Task description
Find each line with the word "document" and copy it.

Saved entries
## Start
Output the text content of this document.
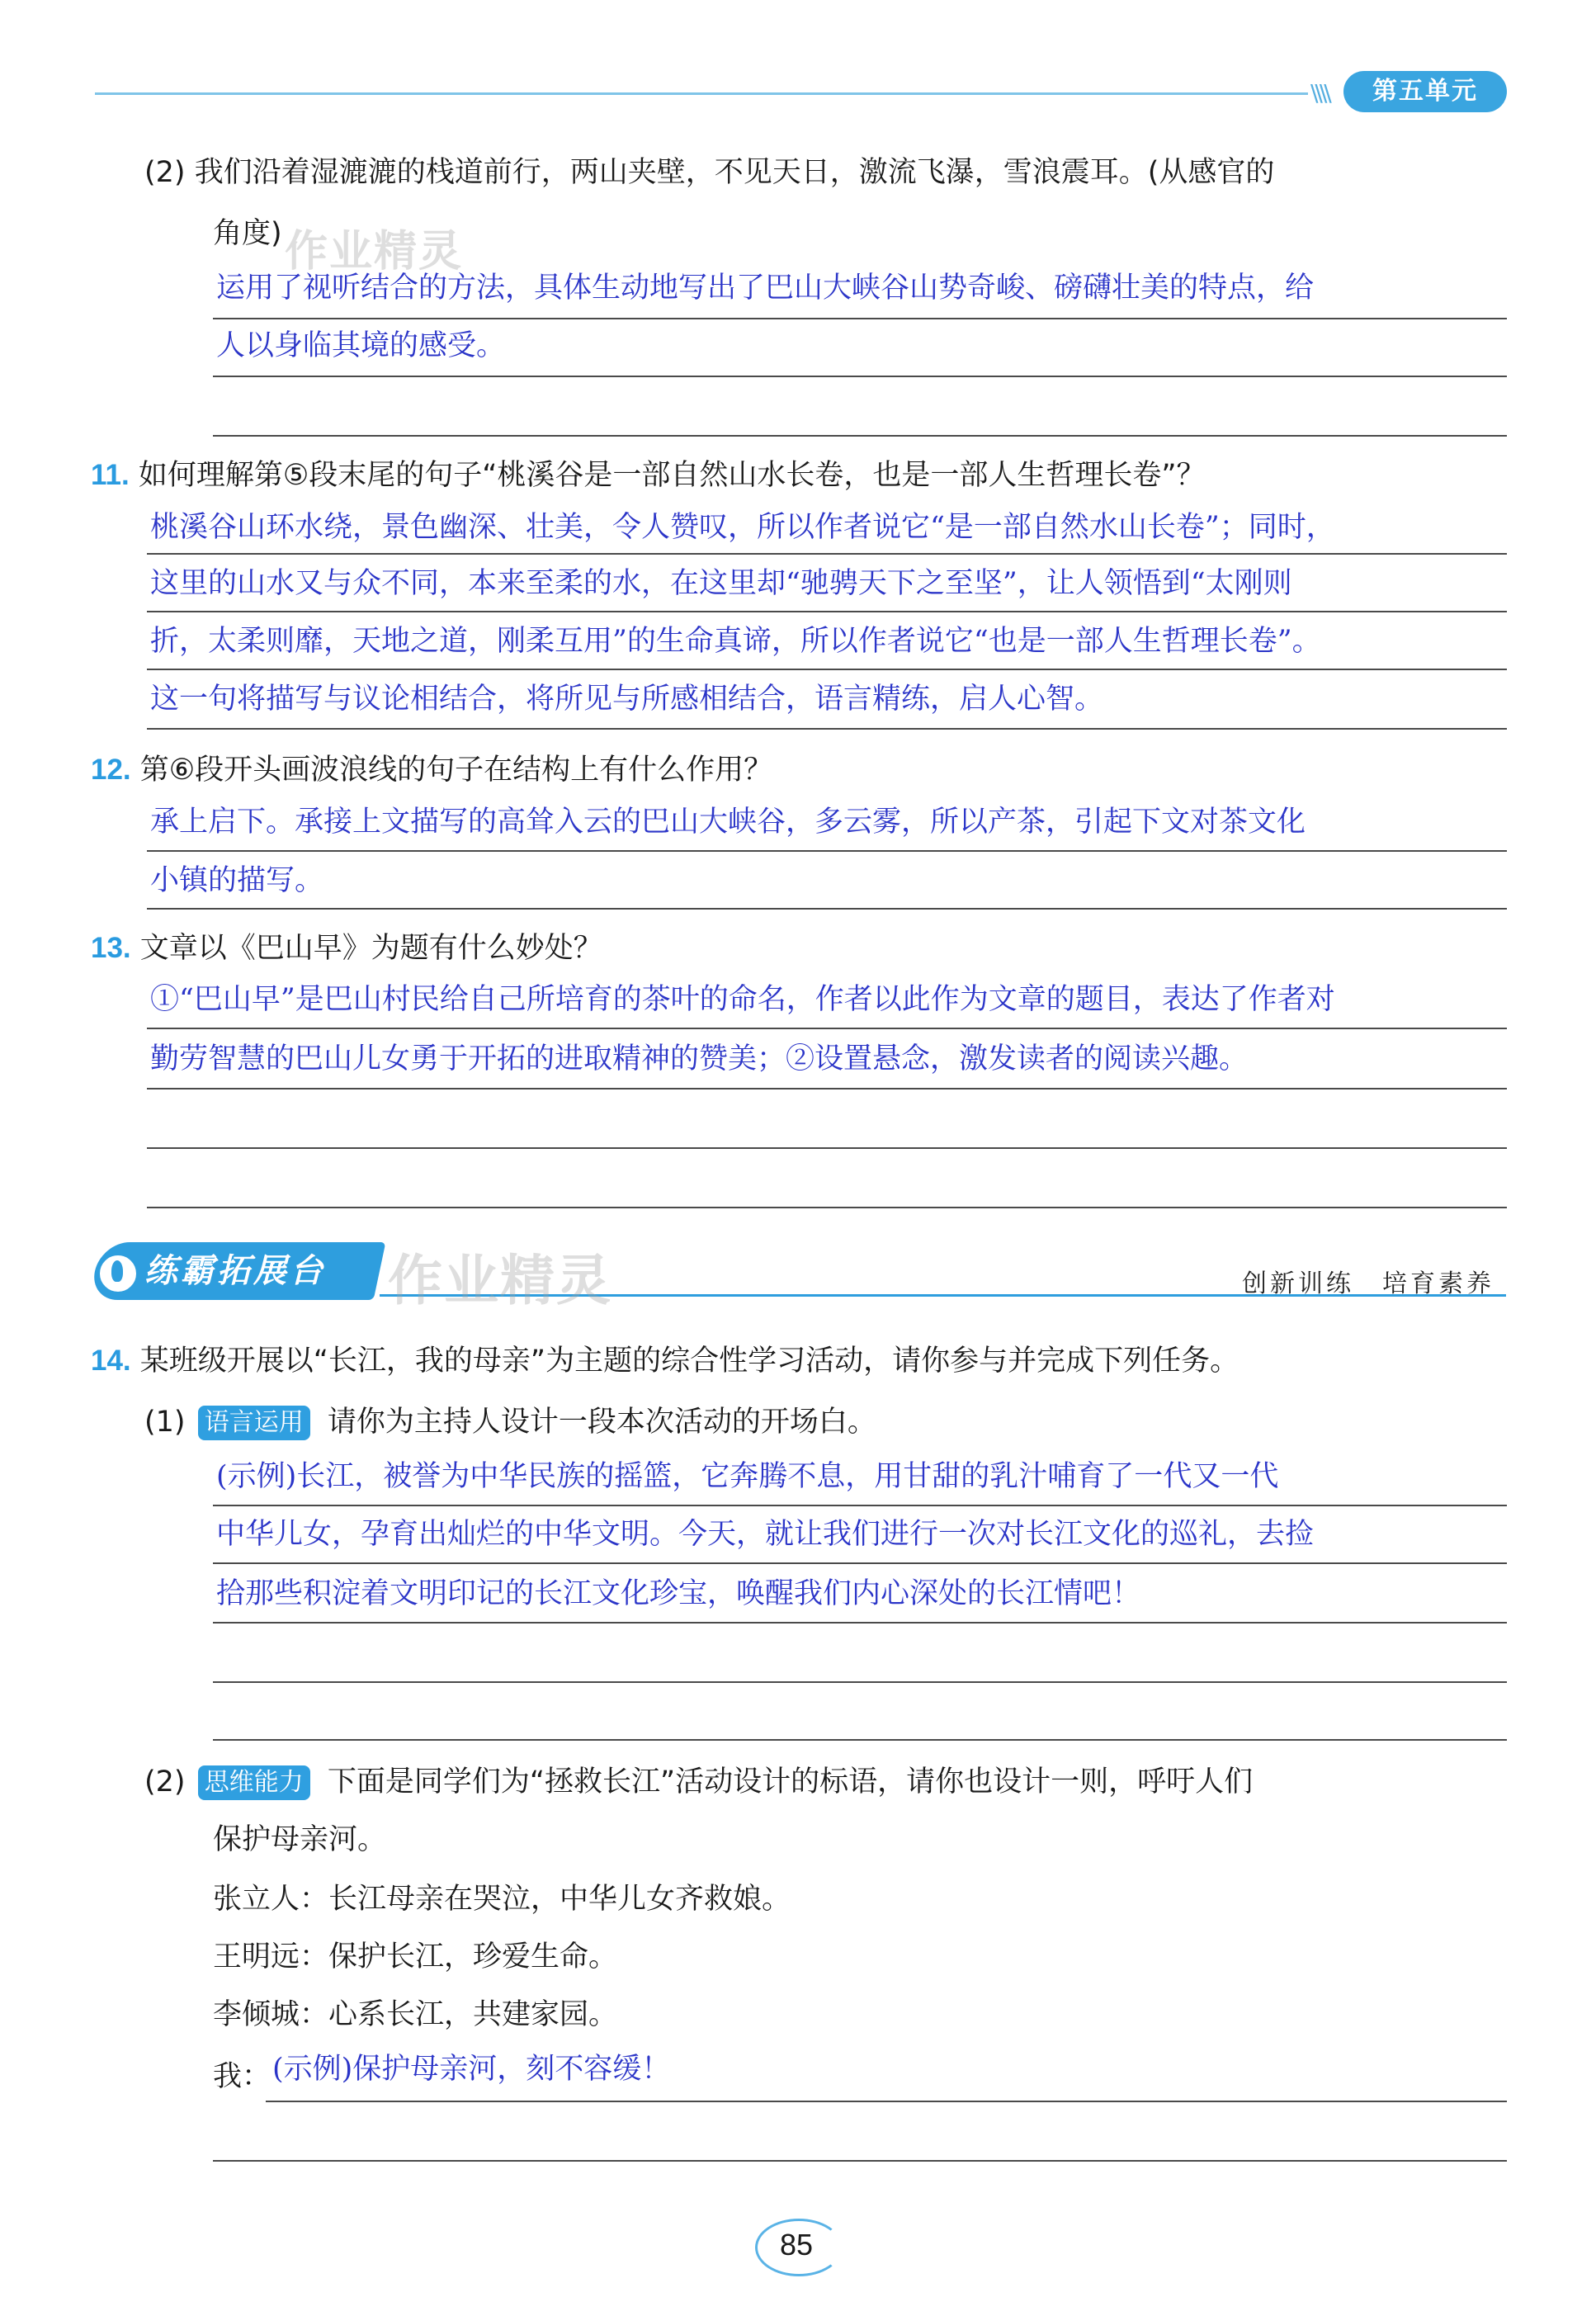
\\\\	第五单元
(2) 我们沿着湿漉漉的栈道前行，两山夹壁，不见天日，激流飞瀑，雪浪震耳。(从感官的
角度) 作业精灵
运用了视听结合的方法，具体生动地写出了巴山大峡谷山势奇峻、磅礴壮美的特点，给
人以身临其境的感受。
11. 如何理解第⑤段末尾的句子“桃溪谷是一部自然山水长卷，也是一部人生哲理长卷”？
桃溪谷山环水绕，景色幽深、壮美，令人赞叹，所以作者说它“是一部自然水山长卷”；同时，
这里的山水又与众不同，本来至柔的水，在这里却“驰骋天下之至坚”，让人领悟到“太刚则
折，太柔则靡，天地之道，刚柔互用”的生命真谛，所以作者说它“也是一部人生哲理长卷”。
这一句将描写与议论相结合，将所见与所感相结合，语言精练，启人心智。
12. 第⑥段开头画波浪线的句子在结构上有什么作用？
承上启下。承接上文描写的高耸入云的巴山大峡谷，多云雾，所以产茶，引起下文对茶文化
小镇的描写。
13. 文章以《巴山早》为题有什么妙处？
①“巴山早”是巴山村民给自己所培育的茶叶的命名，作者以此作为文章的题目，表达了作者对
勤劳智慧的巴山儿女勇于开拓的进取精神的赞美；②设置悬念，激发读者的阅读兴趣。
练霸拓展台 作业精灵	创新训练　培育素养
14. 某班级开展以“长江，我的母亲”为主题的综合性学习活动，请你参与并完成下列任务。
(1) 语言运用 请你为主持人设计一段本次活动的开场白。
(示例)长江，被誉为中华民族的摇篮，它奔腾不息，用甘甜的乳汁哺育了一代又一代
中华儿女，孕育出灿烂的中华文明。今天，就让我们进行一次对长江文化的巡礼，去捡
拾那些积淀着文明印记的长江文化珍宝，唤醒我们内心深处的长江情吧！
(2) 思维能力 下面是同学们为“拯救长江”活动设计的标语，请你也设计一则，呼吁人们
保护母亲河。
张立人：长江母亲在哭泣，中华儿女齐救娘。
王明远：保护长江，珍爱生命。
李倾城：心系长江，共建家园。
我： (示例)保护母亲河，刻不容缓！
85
## End
## Start
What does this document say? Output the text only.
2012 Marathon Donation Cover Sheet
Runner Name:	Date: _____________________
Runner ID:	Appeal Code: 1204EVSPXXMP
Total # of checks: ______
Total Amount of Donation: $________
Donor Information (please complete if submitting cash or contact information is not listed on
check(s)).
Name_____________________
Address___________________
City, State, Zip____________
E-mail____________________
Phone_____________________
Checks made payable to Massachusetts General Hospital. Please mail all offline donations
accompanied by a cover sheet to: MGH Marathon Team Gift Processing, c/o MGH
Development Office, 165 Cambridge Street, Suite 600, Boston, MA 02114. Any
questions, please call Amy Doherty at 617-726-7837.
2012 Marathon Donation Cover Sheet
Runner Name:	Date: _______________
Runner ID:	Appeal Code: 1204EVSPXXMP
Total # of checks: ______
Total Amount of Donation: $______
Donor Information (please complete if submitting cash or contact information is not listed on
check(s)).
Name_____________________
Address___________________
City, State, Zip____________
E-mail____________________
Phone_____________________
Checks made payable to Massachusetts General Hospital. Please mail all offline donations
## End
The output
Output the text content of this document.
What does this document say? Output the text only.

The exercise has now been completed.